→ **What you should do**
Take all the material and copy it exactly.

→ **Dataset excerpts**

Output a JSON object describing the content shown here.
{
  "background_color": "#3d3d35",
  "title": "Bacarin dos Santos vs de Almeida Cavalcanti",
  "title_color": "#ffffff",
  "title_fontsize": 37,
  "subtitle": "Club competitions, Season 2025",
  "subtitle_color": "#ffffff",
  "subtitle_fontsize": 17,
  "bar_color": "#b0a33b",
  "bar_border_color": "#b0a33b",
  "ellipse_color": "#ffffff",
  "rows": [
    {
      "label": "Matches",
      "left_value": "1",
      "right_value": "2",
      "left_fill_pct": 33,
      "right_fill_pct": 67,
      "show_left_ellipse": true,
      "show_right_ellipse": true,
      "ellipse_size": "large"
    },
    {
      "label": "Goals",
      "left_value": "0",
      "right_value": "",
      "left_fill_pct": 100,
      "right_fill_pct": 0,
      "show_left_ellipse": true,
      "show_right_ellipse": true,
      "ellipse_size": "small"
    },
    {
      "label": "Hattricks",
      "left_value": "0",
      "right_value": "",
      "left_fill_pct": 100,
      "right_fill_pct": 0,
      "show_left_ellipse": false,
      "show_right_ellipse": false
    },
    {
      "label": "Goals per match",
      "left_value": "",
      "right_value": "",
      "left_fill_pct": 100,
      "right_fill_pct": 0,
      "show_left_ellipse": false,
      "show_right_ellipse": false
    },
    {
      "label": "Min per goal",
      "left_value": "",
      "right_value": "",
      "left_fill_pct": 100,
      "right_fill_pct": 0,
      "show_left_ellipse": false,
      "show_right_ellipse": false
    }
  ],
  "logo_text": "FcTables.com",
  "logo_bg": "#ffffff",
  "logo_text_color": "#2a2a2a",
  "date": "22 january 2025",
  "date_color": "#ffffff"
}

→ **Expected output**
Output a JSON object describing the content shown here.
{
  "background_color": "#3d3d35",
  "title": "Bacarin dos Santos vs de Almeida Cavalcanti",
  "title_color": "#ffffff",
  "title_fontsize": 37,
  "subtitle": "Club competitions, Season 2025",
  "subtitle_color": "#ffffff",
  "subtitle_fontsize": 17,
  "bar_color": "#b0a33b",
  "bar_border_color": "#b0a33b",
  "ellipse_color": "#ffffff",
  "rows": [
    {
      "label": "Matches",
      "left_value": "1",
      "right_value": "2",
      "left_fill_pct": 33,
      "right_fill_pct": 67,
      "show_left_ellipse": true,
      "show_right_ellipse": true,
      "ellipse_size": "large"
    },
    {
      "label": "Goals",
      "left_value": "0",
      "right_value": "",
      "left_fill_pct": 100,
      "right_fill_pct": 0,
      "show_left_ellipse": true,
      "show_right_ellipse": true,
      "ellipse_size": "small"
    },
    {
      "label": "Hattricks",
      "left_value": "0",
      "right_value": "",
      "left_fill_pct": 100,
      "right_fill_pct": 0,
      "show_left_ellipse": false,
      "show_right_ellipse": false
    },
    {
      "label": "Goals per match",
      "left_value": "",
      "right_value": "",
      "left_fill_pct": 100,
      "right_fill_pct": 0,
      "show_left_ellipse": false,
      "show_right_ellipse": false
    },
    {
      "label": "Min per goal",
      "left_value": "",
      "right_value": "",
      "left_fill_pct": 100,
      "right_fill_pct": 0,
      "show_left_ellipse": false,
      "show_right_ellipse": false
    }
  ],
  "logo_text": "FcTables.com",
  "logo_bg": "#ffffff",
  "logo_text_color": "#2a2a2a",
  "date": "22 january 2025",
  "date_color": "#ffffff"
}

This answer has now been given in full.